◆ TO DO: Look through the material and copy each line holding "XAUUSD".

[Chart and figure data]
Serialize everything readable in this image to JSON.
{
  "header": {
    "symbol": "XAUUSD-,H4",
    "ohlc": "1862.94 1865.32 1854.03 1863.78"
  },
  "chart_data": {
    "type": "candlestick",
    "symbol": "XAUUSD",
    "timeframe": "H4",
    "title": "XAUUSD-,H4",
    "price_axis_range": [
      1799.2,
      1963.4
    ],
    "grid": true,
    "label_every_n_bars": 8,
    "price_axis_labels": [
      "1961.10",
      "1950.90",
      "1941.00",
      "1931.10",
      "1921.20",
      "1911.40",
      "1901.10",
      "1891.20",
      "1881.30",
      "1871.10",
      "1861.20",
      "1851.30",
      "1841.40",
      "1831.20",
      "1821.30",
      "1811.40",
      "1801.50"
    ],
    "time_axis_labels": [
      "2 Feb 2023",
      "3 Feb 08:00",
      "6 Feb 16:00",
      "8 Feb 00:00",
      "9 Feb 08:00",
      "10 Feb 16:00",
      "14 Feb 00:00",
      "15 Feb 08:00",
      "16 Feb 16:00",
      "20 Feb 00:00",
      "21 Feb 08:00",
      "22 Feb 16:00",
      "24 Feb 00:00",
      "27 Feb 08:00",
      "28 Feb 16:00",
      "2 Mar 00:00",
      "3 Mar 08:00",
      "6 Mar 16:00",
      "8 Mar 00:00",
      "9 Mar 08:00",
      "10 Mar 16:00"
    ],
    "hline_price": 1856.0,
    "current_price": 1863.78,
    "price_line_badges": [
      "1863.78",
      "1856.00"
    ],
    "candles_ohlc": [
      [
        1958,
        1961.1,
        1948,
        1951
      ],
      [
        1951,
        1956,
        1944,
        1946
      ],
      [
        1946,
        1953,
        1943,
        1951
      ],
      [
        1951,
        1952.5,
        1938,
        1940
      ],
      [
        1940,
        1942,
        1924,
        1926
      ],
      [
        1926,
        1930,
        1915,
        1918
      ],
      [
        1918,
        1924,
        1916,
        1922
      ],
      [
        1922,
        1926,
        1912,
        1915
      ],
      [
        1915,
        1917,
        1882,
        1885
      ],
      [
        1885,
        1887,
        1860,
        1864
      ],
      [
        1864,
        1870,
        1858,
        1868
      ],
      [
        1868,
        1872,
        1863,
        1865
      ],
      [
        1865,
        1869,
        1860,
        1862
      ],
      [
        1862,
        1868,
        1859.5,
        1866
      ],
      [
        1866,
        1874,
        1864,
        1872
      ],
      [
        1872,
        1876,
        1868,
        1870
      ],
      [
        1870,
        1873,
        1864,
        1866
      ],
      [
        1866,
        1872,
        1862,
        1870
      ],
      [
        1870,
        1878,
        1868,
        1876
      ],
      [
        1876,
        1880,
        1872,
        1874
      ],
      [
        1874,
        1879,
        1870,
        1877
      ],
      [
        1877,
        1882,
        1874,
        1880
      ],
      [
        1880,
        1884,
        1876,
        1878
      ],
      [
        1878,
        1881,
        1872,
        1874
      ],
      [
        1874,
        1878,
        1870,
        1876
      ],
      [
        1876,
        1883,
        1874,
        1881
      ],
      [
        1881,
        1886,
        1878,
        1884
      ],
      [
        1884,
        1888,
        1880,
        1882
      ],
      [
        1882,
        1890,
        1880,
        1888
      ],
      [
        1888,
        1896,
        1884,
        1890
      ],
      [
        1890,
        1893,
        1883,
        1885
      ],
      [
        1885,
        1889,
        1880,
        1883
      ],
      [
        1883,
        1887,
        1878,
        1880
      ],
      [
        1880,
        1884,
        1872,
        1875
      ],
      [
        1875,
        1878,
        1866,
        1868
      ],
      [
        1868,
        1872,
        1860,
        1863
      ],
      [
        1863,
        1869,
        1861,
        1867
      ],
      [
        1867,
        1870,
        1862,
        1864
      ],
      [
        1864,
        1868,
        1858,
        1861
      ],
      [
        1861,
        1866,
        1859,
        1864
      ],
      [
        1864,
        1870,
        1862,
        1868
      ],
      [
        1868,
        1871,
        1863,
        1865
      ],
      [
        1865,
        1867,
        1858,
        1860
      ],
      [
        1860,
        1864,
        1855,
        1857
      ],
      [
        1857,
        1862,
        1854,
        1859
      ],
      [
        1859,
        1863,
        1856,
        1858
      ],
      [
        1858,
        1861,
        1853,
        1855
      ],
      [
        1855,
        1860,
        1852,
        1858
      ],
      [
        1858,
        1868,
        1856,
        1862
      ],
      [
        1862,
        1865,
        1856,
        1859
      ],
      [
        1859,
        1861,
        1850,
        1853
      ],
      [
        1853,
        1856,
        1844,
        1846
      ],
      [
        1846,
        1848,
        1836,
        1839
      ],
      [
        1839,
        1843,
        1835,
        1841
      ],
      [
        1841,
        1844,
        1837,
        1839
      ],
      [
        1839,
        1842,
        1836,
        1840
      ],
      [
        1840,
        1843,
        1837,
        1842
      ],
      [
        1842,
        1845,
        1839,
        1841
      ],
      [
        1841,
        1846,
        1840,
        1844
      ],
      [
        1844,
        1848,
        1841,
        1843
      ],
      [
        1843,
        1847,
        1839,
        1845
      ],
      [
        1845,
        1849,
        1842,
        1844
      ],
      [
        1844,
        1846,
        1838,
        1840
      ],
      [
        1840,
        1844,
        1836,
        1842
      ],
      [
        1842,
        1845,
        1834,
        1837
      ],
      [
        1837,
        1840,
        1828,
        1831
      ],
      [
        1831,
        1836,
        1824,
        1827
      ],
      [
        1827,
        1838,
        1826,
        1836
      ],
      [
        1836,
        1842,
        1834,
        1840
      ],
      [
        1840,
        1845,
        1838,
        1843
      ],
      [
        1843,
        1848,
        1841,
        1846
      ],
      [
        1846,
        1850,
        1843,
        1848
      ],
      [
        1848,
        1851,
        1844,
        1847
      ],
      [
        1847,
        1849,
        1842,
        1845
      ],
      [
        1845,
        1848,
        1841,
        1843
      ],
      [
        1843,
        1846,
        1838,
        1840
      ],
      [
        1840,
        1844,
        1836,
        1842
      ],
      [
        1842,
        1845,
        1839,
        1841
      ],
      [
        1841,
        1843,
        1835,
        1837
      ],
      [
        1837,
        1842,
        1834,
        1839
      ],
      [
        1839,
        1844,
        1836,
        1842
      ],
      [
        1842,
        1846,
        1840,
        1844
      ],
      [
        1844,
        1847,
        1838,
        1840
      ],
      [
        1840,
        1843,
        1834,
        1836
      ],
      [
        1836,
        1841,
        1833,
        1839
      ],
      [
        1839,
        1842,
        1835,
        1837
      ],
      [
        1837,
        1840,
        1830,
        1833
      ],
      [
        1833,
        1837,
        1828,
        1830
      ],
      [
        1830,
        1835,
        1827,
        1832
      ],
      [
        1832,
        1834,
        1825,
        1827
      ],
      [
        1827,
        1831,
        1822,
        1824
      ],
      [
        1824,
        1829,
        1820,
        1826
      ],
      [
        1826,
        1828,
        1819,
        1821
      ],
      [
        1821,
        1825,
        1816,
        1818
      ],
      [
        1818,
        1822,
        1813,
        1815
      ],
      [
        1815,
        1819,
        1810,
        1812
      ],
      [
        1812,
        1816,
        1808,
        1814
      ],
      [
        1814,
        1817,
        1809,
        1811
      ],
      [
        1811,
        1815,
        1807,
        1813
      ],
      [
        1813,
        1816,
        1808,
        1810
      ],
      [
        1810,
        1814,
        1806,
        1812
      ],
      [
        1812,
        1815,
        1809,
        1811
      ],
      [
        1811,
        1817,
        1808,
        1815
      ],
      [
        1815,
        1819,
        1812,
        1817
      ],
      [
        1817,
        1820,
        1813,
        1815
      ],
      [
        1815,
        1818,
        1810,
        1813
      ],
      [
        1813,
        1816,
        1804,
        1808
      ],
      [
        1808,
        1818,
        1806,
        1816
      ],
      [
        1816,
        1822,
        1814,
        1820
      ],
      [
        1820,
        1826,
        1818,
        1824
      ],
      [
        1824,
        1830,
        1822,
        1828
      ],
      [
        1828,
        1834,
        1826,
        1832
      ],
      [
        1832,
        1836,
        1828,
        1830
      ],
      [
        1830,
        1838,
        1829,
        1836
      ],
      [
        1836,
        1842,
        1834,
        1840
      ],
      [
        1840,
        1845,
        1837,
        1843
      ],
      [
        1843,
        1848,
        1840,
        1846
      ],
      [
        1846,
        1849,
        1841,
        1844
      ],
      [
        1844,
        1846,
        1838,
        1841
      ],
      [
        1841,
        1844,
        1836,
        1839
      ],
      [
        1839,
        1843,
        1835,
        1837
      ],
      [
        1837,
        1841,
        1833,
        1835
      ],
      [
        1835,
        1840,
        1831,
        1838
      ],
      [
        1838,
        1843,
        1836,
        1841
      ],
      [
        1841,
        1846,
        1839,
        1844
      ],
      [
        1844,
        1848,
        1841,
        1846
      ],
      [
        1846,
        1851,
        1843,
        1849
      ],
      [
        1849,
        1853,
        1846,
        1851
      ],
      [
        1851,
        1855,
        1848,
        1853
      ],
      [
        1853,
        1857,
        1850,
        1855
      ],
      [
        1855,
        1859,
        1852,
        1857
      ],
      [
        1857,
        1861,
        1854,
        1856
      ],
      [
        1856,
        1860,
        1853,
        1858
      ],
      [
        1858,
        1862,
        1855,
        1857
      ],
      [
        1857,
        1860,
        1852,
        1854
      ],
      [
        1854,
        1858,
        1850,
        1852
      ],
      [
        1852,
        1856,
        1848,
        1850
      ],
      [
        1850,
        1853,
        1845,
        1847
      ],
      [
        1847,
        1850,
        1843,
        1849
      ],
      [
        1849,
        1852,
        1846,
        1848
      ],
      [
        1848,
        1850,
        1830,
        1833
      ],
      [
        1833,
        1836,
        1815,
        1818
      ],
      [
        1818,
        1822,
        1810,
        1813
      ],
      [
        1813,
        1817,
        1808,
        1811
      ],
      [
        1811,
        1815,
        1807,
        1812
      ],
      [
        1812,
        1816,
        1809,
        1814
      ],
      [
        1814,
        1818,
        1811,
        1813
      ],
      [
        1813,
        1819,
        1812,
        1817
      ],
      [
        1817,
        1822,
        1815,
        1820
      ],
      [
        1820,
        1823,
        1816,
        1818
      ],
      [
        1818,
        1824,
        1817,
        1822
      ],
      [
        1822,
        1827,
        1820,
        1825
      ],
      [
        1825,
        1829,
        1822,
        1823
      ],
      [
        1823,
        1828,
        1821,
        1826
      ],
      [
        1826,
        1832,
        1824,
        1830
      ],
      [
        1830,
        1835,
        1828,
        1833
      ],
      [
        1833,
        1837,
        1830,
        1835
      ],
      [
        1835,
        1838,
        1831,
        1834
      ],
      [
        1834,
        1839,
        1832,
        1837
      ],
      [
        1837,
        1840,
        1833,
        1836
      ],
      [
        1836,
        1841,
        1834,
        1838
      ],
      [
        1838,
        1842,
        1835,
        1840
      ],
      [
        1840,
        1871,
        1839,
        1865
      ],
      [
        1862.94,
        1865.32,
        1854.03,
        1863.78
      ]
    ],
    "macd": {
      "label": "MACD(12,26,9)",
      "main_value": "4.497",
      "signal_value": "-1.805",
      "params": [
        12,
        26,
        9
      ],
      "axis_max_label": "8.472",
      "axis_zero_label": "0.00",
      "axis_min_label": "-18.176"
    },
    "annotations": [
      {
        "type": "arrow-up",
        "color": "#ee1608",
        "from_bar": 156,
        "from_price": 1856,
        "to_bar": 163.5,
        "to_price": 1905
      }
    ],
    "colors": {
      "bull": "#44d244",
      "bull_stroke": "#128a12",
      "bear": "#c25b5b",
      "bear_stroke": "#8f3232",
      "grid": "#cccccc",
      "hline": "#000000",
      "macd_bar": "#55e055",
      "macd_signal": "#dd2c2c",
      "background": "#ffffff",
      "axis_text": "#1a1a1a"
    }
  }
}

◆ WORKED ANSWER:
    "symbol": "XAUUSD-,H4",
    "symbol": "XAUUSD",
    "title": "XAUUSD-,H4",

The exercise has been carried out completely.